§ **Given problem**:
List every line in this data where the string "What" occurs.

Data entries for graphics:

━━━━━━

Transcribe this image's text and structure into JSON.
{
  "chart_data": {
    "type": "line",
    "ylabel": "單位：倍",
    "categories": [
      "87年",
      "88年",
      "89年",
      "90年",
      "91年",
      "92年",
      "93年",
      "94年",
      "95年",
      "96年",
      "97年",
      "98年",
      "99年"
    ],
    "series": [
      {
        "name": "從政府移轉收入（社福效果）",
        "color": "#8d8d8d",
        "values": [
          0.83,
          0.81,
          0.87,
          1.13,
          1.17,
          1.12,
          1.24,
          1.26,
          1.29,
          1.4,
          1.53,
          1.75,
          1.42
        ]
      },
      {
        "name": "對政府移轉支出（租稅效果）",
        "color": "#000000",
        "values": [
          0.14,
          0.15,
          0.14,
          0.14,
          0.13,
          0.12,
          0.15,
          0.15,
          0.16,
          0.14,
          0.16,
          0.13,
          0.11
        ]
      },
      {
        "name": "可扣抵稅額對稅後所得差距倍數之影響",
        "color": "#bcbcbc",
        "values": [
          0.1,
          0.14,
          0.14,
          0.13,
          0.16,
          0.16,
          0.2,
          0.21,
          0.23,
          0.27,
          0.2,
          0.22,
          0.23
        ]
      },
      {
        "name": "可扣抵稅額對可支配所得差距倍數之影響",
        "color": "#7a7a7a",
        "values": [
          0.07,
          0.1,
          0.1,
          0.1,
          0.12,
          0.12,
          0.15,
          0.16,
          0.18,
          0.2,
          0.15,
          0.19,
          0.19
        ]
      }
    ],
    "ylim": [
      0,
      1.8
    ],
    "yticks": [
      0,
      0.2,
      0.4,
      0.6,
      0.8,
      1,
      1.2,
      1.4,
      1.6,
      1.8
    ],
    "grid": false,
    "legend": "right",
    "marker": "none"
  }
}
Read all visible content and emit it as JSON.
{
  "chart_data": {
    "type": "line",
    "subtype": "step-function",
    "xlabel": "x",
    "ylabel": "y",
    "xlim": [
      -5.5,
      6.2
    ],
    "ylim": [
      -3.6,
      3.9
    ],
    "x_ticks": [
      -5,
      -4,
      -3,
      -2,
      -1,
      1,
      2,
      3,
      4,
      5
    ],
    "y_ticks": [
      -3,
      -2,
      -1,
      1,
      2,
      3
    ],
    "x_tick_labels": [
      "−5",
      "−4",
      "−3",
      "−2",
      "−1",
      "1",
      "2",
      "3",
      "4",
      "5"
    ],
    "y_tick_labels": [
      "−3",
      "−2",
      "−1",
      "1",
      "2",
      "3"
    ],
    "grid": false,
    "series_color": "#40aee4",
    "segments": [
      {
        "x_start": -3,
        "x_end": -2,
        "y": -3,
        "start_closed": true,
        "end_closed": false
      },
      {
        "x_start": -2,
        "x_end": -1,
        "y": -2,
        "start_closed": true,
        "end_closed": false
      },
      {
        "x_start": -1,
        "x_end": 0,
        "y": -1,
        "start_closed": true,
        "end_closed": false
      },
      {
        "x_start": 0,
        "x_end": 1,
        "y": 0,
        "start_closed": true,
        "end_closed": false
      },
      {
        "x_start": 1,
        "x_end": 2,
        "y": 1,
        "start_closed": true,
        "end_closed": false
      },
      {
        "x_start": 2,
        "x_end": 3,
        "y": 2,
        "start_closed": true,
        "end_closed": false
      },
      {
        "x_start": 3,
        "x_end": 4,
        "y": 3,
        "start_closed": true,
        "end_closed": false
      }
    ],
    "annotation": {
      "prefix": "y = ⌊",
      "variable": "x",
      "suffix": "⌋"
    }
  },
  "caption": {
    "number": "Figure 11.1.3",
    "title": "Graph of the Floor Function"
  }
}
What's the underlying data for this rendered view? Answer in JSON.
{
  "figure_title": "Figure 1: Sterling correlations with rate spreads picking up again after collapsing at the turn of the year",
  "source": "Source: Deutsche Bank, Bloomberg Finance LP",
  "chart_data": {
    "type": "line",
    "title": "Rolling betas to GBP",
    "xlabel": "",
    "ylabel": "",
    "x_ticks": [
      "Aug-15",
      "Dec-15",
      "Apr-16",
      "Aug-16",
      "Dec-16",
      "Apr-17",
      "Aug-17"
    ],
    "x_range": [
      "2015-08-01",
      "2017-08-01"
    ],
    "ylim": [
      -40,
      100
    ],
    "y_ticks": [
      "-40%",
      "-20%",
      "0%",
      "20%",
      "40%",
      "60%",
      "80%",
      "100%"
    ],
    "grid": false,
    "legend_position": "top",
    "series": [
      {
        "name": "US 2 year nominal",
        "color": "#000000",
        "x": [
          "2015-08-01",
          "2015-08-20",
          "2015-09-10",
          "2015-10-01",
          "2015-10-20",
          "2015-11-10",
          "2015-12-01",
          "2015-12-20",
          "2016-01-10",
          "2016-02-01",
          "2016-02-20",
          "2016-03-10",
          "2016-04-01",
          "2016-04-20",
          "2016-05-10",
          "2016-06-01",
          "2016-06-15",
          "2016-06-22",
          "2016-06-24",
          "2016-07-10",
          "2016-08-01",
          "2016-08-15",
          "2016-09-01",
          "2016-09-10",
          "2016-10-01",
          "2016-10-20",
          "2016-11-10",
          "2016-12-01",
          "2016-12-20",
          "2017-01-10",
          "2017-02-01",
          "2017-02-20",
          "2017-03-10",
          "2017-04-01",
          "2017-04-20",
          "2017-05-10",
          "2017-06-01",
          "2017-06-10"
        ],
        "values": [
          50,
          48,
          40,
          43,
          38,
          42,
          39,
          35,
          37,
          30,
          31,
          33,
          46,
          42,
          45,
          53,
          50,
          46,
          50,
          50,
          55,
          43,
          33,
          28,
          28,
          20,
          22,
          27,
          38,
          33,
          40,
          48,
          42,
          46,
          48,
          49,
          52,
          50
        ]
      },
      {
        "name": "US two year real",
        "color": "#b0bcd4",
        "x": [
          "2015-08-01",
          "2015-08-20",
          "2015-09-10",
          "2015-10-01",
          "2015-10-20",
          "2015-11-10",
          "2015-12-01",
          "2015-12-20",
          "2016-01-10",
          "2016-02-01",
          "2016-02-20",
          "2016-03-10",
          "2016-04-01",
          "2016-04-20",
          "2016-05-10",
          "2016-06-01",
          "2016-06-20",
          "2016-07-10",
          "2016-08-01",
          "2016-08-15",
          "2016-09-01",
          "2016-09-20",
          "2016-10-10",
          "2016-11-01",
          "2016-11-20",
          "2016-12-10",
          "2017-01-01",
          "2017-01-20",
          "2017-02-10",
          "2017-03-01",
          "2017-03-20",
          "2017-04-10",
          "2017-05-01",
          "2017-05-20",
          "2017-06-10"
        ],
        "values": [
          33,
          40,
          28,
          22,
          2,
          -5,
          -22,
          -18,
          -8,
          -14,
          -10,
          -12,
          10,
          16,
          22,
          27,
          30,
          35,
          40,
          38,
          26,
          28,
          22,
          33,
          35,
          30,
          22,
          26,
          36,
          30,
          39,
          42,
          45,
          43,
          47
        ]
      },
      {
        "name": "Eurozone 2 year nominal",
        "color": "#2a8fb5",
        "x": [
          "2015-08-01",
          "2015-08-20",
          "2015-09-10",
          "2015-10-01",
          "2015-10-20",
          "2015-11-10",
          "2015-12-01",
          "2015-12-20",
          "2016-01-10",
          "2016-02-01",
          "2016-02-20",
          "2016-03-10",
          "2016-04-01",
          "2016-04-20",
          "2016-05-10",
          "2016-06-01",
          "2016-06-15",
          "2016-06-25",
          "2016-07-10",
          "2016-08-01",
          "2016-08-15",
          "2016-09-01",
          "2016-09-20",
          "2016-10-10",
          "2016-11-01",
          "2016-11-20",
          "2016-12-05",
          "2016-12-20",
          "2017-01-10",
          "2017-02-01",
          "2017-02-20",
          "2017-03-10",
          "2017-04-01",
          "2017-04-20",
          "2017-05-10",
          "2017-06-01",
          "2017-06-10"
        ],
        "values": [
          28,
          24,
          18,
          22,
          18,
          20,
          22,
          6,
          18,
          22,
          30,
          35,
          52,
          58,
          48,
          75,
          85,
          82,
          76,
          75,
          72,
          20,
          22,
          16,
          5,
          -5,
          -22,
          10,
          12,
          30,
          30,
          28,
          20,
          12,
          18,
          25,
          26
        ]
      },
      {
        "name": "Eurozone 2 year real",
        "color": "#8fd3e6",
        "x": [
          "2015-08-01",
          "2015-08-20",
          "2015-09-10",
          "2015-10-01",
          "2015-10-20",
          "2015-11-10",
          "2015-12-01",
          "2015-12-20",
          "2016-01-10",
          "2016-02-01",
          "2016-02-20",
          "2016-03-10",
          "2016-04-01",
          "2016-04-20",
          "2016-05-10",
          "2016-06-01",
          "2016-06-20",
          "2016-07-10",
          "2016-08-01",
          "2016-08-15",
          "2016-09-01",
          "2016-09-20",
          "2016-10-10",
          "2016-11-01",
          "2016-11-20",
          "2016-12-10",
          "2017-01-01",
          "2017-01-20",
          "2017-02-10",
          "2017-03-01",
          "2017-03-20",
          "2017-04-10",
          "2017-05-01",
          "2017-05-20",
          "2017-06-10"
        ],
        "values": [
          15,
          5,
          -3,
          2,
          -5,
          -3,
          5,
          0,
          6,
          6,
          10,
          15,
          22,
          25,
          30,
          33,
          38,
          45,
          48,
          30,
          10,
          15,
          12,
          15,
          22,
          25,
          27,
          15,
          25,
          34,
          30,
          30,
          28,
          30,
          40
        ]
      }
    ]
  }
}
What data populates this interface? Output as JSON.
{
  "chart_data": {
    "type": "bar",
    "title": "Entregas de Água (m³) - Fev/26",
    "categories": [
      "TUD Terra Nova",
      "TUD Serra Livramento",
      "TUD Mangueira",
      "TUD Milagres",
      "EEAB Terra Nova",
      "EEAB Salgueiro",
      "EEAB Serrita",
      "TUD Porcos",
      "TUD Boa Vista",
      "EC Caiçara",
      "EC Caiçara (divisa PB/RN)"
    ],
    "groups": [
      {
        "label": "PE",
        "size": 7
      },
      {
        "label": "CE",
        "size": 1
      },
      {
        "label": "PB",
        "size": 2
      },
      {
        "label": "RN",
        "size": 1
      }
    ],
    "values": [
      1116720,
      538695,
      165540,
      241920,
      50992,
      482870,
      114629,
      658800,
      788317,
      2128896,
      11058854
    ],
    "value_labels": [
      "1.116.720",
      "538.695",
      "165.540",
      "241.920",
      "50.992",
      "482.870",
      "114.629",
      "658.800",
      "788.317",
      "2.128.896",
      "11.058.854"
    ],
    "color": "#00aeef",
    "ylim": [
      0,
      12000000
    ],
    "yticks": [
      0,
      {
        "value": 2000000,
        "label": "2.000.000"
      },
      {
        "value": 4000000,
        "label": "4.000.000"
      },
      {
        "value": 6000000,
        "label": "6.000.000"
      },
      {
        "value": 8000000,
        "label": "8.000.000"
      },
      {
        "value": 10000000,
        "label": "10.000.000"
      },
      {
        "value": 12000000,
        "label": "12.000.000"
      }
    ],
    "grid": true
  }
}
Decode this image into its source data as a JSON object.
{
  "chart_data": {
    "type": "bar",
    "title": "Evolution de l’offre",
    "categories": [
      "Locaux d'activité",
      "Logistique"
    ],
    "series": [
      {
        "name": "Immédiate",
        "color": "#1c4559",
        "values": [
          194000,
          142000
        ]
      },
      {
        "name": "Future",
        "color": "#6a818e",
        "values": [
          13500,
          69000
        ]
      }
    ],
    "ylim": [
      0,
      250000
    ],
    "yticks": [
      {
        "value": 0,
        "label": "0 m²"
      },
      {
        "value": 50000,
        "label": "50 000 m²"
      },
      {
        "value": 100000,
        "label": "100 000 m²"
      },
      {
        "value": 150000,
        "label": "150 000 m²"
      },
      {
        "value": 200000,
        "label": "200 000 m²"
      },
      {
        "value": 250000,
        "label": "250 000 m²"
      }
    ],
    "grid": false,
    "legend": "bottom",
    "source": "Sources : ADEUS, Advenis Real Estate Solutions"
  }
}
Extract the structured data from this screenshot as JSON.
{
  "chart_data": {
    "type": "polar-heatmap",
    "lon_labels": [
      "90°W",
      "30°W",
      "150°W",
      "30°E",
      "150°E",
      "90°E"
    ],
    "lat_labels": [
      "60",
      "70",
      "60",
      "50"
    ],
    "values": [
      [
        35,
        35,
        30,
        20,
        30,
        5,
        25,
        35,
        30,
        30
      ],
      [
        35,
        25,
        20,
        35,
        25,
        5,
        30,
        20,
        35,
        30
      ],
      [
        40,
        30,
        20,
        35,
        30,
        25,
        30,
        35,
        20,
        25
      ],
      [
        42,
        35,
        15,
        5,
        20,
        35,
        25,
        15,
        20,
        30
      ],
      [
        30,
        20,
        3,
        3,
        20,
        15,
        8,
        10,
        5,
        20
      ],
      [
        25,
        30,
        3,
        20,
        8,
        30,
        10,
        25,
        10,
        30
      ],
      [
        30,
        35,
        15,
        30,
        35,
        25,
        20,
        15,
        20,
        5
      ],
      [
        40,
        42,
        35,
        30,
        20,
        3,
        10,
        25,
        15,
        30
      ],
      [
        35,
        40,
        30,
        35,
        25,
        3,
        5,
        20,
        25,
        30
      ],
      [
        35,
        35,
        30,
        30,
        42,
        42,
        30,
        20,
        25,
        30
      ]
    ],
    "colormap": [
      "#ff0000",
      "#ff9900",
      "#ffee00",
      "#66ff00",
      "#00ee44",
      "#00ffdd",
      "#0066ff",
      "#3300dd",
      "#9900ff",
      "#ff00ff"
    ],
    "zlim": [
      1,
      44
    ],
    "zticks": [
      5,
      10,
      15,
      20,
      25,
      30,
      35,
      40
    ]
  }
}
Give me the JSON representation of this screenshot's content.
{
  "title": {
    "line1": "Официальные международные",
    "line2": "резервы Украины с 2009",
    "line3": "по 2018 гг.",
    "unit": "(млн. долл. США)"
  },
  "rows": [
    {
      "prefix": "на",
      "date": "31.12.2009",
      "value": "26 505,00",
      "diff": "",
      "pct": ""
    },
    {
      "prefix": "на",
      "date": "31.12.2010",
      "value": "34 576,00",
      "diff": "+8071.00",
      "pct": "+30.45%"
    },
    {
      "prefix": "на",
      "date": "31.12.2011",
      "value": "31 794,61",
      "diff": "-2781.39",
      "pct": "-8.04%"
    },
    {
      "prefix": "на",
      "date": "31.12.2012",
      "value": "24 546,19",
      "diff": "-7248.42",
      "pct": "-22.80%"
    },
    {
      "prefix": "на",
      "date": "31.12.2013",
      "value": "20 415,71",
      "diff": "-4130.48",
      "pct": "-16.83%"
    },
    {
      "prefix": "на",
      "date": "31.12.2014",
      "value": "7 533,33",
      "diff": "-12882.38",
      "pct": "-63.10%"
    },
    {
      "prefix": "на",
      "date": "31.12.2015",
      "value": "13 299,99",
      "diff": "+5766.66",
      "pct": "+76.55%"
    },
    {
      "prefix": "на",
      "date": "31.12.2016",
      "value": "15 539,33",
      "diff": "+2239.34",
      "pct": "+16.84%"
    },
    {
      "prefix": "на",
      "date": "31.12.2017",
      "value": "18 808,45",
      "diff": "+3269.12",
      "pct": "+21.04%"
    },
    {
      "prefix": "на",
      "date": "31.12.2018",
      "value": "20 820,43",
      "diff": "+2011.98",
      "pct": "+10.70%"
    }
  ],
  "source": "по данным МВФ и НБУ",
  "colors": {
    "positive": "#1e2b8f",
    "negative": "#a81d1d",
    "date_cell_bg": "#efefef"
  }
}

━━━━━━

§ **Exercise response**:
What's the underlying data for this rendered view? Answer in JSON.
What data populates this interface? Output as JSON.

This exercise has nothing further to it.